Stored entries
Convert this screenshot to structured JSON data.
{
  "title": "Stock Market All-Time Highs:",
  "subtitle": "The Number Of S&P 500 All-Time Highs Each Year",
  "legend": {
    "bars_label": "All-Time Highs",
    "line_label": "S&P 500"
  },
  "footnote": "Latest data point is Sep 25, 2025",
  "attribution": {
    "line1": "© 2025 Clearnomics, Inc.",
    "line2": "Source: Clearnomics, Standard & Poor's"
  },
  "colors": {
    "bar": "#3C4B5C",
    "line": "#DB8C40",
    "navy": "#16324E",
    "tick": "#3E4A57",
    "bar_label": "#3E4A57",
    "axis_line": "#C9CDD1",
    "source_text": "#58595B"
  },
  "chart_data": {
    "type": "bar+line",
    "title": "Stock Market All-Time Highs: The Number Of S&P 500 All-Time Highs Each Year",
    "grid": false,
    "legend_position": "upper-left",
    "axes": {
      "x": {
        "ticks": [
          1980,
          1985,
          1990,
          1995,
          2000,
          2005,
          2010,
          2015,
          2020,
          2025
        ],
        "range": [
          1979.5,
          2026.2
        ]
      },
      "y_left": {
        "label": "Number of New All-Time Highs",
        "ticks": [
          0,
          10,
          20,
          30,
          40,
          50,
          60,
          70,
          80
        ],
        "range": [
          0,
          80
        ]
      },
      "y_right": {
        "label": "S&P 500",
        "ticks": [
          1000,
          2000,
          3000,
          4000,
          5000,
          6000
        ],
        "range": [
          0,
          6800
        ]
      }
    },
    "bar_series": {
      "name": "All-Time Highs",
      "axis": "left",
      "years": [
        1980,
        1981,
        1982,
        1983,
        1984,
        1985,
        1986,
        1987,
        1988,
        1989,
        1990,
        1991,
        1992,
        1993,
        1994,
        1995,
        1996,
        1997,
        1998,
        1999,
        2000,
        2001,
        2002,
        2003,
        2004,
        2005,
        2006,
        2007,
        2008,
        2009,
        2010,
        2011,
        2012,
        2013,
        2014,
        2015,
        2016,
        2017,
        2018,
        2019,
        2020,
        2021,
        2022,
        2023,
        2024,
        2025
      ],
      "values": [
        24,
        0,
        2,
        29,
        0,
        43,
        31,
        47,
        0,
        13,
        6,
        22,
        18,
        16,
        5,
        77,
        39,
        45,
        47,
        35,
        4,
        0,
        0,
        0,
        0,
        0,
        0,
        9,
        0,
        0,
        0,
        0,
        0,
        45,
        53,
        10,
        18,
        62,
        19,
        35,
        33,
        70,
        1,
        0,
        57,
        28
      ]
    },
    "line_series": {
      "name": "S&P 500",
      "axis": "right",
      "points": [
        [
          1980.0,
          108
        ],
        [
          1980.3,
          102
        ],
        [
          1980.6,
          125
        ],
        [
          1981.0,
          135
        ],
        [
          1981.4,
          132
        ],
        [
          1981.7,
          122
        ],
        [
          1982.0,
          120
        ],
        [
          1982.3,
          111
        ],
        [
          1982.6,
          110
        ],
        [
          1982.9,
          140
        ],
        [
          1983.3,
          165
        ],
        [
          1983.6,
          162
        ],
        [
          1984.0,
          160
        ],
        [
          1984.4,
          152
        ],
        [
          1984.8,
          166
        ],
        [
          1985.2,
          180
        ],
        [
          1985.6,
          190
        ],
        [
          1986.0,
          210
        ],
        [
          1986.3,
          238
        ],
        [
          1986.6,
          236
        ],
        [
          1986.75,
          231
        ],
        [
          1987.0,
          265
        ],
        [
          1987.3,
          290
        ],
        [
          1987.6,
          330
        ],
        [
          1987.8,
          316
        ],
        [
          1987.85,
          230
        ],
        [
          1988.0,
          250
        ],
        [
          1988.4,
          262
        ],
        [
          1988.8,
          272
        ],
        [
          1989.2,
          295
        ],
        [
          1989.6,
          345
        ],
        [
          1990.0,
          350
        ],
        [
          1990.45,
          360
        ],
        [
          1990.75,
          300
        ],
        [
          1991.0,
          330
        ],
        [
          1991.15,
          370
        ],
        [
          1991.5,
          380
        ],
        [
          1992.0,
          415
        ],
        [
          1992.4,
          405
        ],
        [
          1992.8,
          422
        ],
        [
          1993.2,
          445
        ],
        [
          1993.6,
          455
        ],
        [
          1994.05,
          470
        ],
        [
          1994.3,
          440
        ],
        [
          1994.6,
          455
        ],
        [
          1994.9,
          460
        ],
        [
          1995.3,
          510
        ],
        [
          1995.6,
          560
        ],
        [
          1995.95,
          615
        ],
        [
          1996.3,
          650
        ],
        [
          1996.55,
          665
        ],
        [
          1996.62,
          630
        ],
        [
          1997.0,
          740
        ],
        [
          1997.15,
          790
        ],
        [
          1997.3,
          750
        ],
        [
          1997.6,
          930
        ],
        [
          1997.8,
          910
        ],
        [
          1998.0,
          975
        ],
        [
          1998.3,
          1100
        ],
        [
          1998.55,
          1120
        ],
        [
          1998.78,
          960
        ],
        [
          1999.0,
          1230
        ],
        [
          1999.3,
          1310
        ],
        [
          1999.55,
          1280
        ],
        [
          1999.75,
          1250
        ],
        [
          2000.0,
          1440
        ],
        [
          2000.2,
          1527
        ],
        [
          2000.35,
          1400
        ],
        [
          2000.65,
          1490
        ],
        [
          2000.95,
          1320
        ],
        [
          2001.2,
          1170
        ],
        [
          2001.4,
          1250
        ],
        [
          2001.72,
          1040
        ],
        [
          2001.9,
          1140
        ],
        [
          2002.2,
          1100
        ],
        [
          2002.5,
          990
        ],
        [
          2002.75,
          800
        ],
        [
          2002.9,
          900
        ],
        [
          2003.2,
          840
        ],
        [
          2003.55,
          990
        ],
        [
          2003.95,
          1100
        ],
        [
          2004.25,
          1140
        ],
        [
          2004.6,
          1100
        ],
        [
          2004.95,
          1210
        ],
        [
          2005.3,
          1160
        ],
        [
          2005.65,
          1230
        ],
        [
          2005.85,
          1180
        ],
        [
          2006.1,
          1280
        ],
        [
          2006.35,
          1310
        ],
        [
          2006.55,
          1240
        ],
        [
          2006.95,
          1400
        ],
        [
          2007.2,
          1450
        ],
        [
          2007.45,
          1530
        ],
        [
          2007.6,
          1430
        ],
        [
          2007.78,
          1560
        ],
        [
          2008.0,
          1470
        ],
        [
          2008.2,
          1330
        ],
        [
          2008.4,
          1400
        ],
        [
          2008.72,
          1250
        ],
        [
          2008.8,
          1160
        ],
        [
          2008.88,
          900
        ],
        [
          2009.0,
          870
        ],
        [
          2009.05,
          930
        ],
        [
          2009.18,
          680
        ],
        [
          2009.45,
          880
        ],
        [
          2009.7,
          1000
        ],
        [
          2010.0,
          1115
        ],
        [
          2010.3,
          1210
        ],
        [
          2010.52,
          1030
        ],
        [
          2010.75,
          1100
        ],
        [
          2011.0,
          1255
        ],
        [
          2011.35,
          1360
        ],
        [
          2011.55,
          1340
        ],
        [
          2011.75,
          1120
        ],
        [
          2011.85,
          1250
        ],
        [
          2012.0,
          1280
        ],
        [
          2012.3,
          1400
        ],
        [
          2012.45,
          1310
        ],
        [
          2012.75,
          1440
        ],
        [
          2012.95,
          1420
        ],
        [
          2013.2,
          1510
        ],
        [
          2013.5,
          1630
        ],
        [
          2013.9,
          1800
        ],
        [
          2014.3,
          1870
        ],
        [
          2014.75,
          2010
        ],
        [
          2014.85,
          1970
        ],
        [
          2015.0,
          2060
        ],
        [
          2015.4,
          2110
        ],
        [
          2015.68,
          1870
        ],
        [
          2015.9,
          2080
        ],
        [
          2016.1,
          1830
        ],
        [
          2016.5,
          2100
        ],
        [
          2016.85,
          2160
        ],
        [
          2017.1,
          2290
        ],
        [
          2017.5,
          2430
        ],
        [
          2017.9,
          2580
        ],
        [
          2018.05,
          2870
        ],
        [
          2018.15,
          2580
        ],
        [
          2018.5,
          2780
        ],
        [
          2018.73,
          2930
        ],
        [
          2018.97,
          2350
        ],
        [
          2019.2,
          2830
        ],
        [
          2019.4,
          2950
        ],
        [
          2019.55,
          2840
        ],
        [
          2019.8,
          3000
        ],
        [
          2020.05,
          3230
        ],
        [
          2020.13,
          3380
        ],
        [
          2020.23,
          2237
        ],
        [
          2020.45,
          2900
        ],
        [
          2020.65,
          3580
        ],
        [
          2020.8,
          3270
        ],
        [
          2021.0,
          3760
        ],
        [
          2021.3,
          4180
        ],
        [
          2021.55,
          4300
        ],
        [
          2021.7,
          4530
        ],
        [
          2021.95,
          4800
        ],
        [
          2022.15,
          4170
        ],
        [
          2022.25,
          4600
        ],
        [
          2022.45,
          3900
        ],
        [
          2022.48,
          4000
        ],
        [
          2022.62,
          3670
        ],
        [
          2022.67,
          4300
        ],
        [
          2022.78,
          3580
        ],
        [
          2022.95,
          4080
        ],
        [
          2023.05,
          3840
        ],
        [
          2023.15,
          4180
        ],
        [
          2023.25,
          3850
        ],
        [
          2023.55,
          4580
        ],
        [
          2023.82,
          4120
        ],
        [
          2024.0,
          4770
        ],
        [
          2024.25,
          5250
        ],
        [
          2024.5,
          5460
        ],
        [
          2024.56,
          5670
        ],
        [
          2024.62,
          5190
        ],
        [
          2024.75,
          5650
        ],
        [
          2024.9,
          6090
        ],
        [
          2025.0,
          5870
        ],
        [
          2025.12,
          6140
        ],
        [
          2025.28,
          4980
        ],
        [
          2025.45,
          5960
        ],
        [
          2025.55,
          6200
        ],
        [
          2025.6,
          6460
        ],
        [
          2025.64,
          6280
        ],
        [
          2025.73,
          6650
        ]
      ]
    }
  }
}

| WRITTEN PROBLEM |
Every line of the listing that holds "Clearnomics" should be found and copied.

| EXERCISE SOLUTION |
    "line1": "© 2025 Clearnomics, Inc.",
    "line2": "Source: Clearnomics, Standard & Poor's"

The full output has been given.